▶ _What is expected_
Wherever the string "with" appears in the listing, copy that line.

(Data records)
## Start

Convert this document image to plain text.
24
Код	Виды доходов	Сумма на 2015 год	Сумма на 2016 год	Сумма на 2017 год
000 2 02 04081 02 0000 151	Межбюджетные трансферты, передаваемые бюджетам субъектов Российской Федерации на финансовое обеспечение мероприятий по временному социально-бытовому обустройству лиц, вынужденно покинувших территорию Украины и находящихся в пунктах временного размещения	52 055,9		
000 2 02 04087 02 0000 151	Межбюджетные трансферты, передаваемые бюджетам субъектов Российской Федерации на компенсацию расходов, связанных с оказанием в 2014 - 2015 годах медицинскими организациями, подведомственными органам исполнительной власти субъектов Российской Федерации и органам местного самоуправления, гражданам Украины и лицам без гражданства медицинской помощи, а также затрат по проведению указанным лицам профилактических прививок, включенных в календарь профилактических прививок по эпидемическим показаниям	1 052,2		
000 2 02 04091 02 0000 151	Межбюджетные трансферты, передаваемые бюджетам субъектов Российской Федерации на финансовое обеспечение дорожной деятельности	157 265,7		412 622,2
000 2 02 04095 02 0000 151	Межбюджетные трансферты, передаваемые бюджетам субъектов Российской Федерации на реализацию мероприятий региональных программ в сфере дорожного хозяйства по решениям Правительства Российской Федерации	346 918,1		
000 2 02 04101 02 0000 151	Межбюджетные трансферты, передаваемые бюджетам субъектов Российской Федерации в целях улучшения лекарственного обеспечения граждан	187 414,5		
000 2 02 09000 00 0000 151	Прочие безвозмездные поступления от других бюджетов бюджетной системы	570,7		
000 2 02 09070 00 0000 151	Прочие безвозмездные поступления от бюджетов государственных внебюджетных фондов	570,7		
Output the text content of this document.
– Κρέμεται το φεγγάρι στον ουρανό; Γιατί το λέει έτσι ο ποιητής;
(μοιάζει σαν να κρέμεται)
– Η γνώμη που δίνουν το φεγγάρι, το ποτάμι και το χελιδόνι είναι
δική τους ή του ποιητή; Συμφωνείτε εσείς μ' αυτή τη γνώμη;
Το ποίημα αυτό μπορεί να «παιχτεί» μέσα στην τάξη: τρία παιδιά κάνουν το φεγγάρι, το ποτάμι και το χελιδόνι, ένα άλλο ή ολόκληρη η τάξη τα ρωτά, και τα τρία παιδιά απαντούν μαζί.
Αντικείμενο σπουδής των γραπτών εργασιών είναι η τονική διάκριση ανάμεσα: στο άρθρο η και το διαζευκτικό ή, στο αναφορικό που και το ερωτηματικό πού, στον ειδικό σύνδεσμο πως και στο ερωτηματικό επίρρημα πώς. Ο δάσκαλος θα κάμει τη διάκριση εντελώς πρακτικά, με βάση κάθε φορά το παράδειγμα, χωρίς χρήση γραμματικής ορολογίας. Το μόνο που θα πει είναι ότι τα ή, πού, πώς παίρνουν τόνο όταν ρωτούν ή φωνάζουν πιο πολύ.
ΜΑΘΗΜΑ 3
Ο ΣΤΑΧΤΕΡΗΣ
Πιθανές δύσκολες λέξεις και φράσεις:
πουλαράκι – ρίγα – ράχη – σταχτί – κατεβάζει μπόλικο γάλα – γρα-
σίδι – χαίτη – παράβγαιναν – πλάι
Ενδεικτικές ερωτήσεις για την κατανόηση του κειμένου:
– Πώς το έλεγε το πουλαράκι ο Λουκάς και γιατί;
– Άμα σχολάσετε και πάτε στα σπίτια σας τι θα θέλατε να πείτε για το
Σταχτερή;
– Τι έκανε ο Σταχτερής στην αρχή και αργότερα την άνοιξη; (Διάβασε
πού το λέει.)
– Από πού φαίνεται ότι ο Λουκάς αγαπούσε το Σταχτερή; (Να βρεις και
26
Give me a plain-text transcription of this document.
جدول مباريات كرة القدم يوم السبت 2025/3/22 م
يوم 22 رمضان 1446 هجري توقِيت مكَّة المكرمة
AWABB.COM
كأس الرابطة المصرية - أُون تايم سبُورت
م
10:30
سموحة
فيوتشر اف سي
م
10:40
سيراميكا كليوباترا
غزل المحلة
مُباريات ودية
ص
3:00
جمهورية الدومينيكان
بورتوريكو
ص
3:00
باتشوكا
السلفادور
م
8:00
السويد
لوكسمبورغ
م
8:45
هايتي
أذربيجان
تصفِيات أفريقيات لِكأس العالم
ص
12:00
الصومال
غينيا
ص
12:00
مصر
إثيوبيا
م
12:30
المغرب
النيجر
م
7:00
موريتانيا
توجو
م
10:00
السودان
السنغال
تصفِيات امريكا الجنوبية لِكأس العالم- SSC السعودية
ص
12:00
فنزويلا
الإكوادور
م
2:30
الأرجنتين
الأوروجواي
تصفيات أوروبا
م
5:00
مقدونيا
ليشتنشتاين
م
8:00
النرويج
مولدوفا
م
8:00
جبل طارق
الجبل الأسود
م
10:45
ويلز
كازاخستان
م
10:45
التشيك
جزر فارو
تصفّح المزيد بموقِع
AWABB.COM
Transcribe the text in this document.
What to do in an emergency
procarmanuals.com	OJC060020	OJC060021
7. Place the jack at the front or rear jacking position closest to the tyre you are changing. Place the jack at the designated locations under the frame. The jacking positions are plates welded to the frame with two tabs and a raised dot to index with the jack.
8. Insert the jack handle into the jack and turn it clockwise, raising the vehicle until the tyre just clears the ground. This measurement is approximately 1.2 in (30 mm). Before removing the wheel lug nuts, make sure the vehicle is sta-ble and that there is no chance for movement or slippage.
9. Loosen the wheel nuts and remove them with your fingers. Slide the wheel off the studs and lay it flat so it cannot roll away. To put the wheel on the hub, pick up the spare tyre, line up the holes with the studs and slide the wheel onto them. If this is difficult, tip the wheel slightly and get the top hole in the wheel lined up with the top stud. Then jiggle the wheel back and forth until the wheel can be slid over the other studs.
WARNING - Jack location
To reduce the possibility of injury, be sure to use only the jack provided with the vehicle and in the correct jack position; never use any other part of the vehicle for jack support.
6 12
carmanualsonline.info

## End

▶ _Correct result_
7. Place the jack at the front or rear jacking position closest to the tyre you are changing. Place the jack at the designated locations under the frame. The jacking positions are plates welded to the frame with two tabs and a raised dot to index with the jack.
9. Loosen the wheel nuts and remove them with your fingers. Slide the wheel off the studs and lay it flat so it cannot roll away. To put the wheel on the hub, pick up the spare tyre, line up the holes with the studs and slide the wheel onto them. If this is difficult, tip the wheel slightly and get the top hole in the wheel lined up with the top stud. Then jiggle the wheel back and forth until the wheel can be slid over the other studs.
To reduce the possibility of injury, be sure to use only the jack provided with the vehicle and in the correct jack position; never use any other part of the vehicle for jack support.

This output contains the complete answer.